■ Exercise input

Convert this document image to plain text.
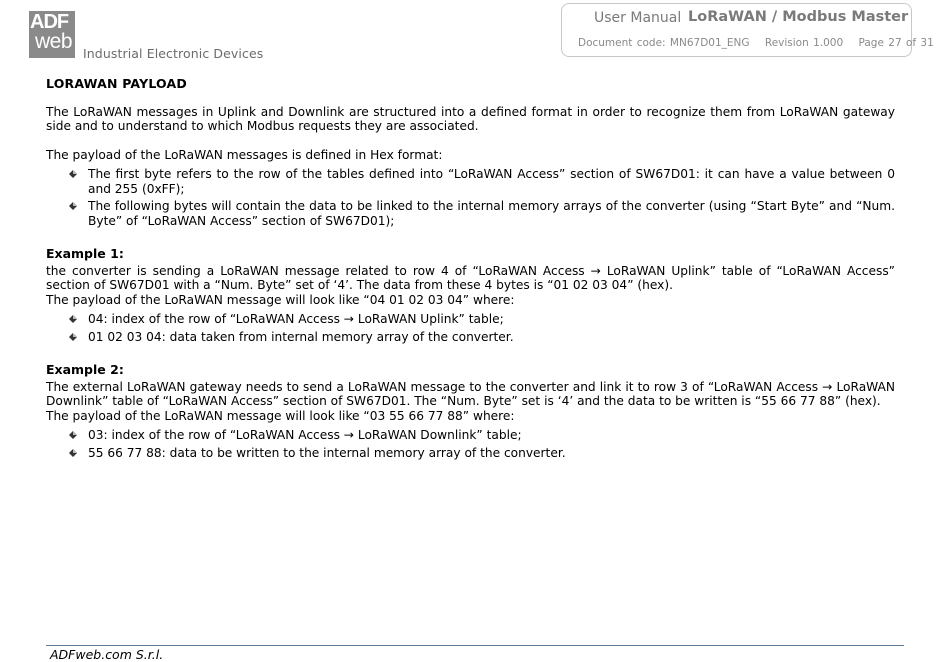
ADF
web
Industrial Electronic Devices
User Manual LoRaWAN / Modbus Master
Document code: MN67D01_ENG Revision 1.000 Page 27 of 31
LORAWAN PAYLOAD

The LoRaWAN messages in Uplink and Downlink are structured into a defined format in order to recognize them from LoRaWAN gateway side and to understand to which Modbus requests they are associated.

The payload of the LoRaWAN messages is defined in Hex format:

The first byte refers to the row of the tables defined into “LoRaWAN Access” section of SW67D01: it can have a value between 0 and 255 (0xFF);
The following bytes will contain the data to be linked to the internal memory arrays of the converter (using “Start Byte” and “Num. Byte” of “LoRaWAN Access” section of SW67D01);
Example 1:

the converter is sending a LoRaWAN message related to row 4 of “LoRaWAN Access → LoRaWAN Uplink” table of “LoRaWAN Access” section of SW67D01 with a “Num. Byte” set of ‘4’. The data from these 4 bytes is “01 02 03 04” (hex).

The payload of the LoRaWAN message will look like “04 01 02 03 04” where:

04: index of the row of “LoRaWAN Access → LoRaWAN Uplink” table;
01 02 03 04: data taken from internal memory array of the converter.
Example 2:

The external LoRaWAN gateway needs to send a LoRaWAN message to the converter and link it to row 3 of “LoRaWAN Access → LoRaWAN Downlink” table of “LoRaWAN Access” section of SW67D01. The “Num. Byte” set is ‘4’ and the data to be written is “55 66 77 88” (hex).

The payload of the LoRaWAN message will look like “03 55 66 77 88” where:

03: index of the row of “LoRaWAN Access → LoRaWAN Downlink” table;
55 66 77 88: data to be written to the internal memory array of the converter.
ADFweb.com S.r.l.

■ Exercise
Print the entries above exactly, taking out only the pictures.

■ Solution for this task
Convert this document image to plain text.
ADF
web
Industrial Electronic Devices
User Manual LoRaWAN / Modbus Master
Document code: MN67D01_ENG Revision 1.000 Page 27 of 31
LORAWAN PAYLOAD

The LoRaWAN messages in Uplink and Downlink are structured into a defined format in order to recognize them from LoRaWAN gateway side and to understand to which Modbus requests they are associated.

The payload of the LoRaWAN messages is defined in Hex format:

The first byte refers to the row of the tables defined into “LoRaWAN Access” section of SW67D01: it can have a value between 0 and 255 (0xFF);
The following bytes will contain the data to be linked to the internal memory arrays of the converter (using “Start Byte” and “Num. Byte” of “LoRaWAN Access” section of SW67D01);
Example 1:

the converter is sending a LoRaWAN message related to row 4 of “LoRaWAN Access → LoRaWAN Uplink” table of “LoRaWAN Access” section of SW67D01 with a “Num. Byte” set of ‘4’. The data from these 4 bytes is “01 02 03 04” (hex).

The payload of the LoRaWAN message will look like “04 01 02 03 04” where:

04: index of the row of “LoRaWAN Access → LoRaWAN Uplink” table;
01 02 03 04: data taken from internal memory array of the converter.
Example 2:

The external LoRaWAN gateway needs to send a LoRaWAN message to the converter and link it to row 3 of “LoRaWAN Access → LoRaWAN Downlink” table of “LoRaWAN Access” section of SW67D01. The “Num. Byte” set is ‘4’ and the data to be written is “55 66 77 88” (hex).

The payload of the LoRaWAN message will look like “03 55 66 77 88” where:

03: index of the row of “LoRaWAN Access → LoRaWAN Downlink” table;
55 66 77 88: data to be written to the internal memory array of the converter.
ADFweb.com S.r.l.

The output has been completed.